• [Problem description]: Write the entries below out again exactly; any picture in them stays out.

• [Data shown]:
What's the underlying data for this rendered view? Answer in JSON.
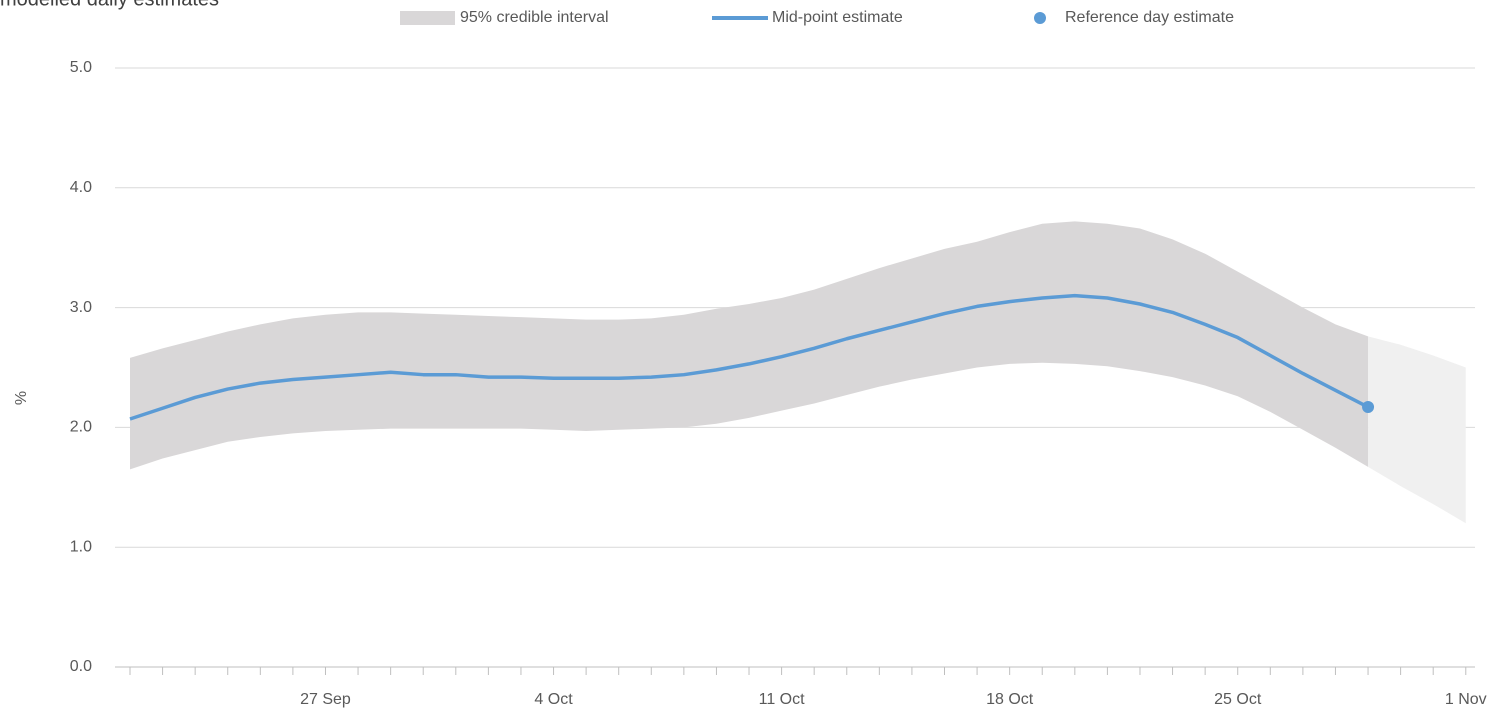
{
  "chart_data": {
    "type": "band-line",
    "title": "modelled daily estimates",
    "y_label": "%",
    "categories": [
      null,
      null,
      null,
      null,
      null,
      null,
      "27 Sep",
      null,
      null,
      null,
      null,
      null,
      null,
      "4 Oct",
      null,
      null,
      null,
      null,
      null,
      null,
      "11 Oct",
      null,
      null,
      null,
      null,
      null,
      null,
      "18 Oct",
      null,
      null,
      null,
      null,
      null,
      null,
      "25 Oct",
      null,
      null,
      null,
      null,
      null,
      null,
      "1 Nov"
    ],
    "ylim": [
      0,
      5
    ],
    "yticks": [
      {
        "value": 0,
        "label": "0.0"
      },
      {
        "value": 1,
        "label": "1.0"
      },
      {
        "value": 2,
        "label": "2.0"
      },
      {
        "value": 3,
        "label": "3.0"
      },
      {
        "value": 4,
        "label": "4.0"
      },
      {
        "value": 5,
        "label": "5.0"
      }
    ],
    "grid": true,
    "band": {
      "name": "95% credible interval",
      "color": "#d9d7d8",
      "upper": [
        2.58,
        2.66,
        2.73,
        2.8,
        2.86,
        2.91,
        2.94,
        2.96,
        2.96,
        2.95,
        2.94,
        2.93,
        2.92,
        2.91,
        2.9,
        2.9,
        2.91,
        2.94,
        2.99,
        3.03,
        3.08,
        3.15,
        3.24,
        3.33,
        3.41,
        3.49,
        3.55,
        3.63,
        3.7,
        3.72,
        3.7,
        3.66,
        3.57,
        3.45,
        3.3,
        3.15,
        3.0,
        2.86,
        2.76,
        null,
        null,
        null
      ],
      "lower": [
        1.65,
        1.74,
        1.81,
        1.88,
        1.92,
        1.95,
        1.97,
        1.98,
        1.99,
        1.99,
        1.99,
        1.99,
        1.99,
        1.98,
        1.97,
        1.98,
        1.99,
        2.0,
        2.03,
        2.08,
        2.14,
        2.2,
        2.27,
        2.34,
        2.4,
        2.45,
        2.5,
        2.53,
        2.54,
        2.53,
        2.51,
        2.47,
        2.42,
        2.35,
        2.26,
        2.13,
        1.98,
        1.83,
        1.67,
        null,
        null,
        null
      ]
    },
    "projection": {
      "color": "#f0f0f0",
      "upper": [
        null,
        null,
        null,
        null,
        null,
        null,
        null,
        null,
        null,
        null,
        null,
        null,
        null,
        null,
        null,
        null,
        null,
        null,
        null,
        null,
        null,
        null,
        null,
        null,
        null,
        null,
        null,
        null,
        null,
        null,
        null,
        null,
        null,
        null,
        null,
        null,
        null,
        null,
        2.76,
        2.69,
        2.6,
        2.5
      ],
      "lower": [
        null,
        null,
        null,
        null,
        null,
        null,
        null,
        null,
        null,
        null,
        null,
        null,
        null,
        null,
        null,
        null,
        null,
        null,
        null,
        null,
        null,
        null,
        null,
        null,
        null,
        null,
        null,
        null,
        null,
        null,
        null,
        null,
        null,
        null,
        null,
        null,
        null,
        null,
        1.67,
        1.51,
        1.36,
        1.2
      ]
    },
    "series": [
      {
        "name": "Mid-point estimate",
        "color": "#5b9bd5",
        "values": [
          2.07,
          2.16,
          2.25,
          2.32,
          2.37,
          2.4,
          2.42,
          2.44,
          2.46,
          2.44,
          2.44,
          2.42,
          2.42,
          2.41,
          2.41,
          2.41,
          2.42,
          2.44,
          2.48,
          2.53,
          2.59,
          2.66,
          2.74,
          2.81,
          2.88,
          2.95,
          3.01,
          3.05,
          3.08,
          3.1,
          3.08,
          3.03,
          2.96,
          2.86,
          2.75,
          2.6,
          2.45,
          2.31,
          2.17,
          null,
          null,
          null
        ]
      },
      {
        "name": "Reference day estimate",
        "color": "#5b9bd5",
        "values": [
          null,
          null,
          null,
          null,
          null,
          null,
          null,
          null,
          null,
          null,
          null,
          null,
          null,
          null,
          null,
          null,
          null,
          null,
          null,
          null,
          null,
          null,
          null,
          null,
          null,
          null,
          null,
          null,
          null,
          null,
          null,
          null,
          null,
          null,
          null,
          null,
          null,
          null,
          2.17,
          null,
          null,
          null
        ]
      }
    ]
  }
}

• [Full response]:
What's the underlying data for this rendered view? Answer in JSON.
{
  "chart_data": {
    "type": "band-line",
    "title": "modelled daily estimates",
    "y_label": "%",
    "categories": [
      null,
      null,
      null,
      null,
      null,
      null,
      "27 Sep",
      null,
      null,
      null,
      null,
      null,
      null,
      "4 Oct",
      null,
      null,
      null,
      null,
      null,
      null,
      "11 Oct",
      null,
      null,
      null,
      null,
      null,
      null,
      "18 Oct",
      null,
      null,
      null,
      null,
      null,
      null,
      "25 Oct",
      null,
      null,
      null,
      null,
      null,
      null,
      "1 Nov"
    ],
    "ylim": [
      0,
      5
    ],
    "yticks": [
      {
        "value": 0,
        "label": "0.0"
      },
      {
        "value": 1,
        "label": "1.0"
      },
      {
        "value": 2,
        "label": "2.0"
      },
      {
        "value": 3,
        "label": "3.0"
      },
      {
        "value": 4,
        "label": "4.0"
      },
      {
        "value": 5,
        "label": "5.0"
      }
    ],
    "grid": true,
    "band": {
      "name": "95% credible interval",
      "color": "#d9d7d8",
      "upper": [
        2.58,
        2.66,
        2.73,
        2.8,
        2.86,
        2.91,
        2.94,
        2.96,
        2.96,
        2.95,
        2.94,
        2.93,
        2.92,
        2.91,
        2.9,
        2.9,
        2.91,
        2.94,
        2.99,
        3.03,
        3.08,
        3.15,
        3.24,
        3.33,
        3.41,
        3.49,
        3.55,
        3.63,
        3.7,
        3.72,
        3.7,
        3.66,
        3.57,
        3.45,
        3.3,
        3.15,
        3.0,
        2.86,
        2.76,
        null,
        null,
        null
      ],
      "lower": [
        1.65,
        1.74,
        1.81,
        1.88,
        1.92,
        1.95,
        1.97,
        1.98,
        1.99,
        1.99,
        1.99,
        1.99,
        1.99,
        1.98,
        1.97,
        1.98,
        1.99,
        2.0,
        2.03,
        2.08,
        2.14,
        2.2,
        2.27,
        2.34,
        2.4,
        2.45,
        2.5,
        2.53,
        2.54,
        2.53,
        2.51,
        2.47,
        2.42,
        2.35,
        2.26,
        2.13,
        1.98,
        1.83,
        1.67,
        null,
        null,
        null
      ]
    },
    "projection": {
      "color": "#f0f0f0",
      "upper": [
        null,
        null,
        null,
        null,
        null,
        null,
        null,
        null,
        null,
        null,
        null,
        null,
        null,
        null,
        null,
        null,
        null,
        null,
        null,
        null,
        null,
        null,
        null,
        null,
        null,
        null,
        null,
        null,
        null,
        null,
        null,
        null,
        null,
        null,
        null,
        null,
        null,
        null,
        2.76,
        2.69,
        2.6,
        2.5
      ],
      "lower": [
        null,
        null,
        null,
        null,
        null,
        null,
        null,
        null,
        null,
        null,
        null,
        null,
        null,
        null,
        null,
        null,
        null,
        null,
        null,
        null,
        null,
        null,
        null,
        null,
        null,
        null,
        null,
        null,
        null,
        null,
        null,
        null,
        null,
        null,
        null,
        null,
        null,
        null,
        1.67,
        1.51,
        1.36,
        1.2
      ]
    },
    "series": [
      {
        "name": "Mid-point estimate",
        "color": "#5b9bd5",
        "values": [
          2.07,
          2.16,
          2.25,
          2.32,
          2.37,
          2.4,
          2.42,
          2.44,
          2.46,
          2.44,
          2.44,
          2.42,
          2.42,
          2.41,
          2.41,
          2.41,
          2.42,
          2.44,
          2.48,
          2.53,
          2.59,
          2.66,
          2.74,
          2.81,
          2.88,
          2.95,
          3.01,
          3.05,
          3.08,
          3.1,
          3.08,
          3.03,
          2.96,
          2.86,
          2.75,
          2.6,
          2.45,
          2.31,
          2.17,
          null,
          null,
          null
        ]
      },
      {
        "name": "Reference day estimate",
        "color": "#5b9bd5",
        "values": [
          null,
          null,
          null,
          null,
          null,
          null,
          null,
          null,
          null,
          null,
          null,
          null,
          null,
          null,
          null,
          null,
          null,
          null,
          null,
          null,
          null,
          null,
          null,
          null,
          null,
          null,
          null,
          null,
          null,
          null,
          null,
          null,
          null,
          null,
          null,
          null,
          null,
          null,
          2.17,
          null,
          null,
          null
        ]
      }
    ]
  }
}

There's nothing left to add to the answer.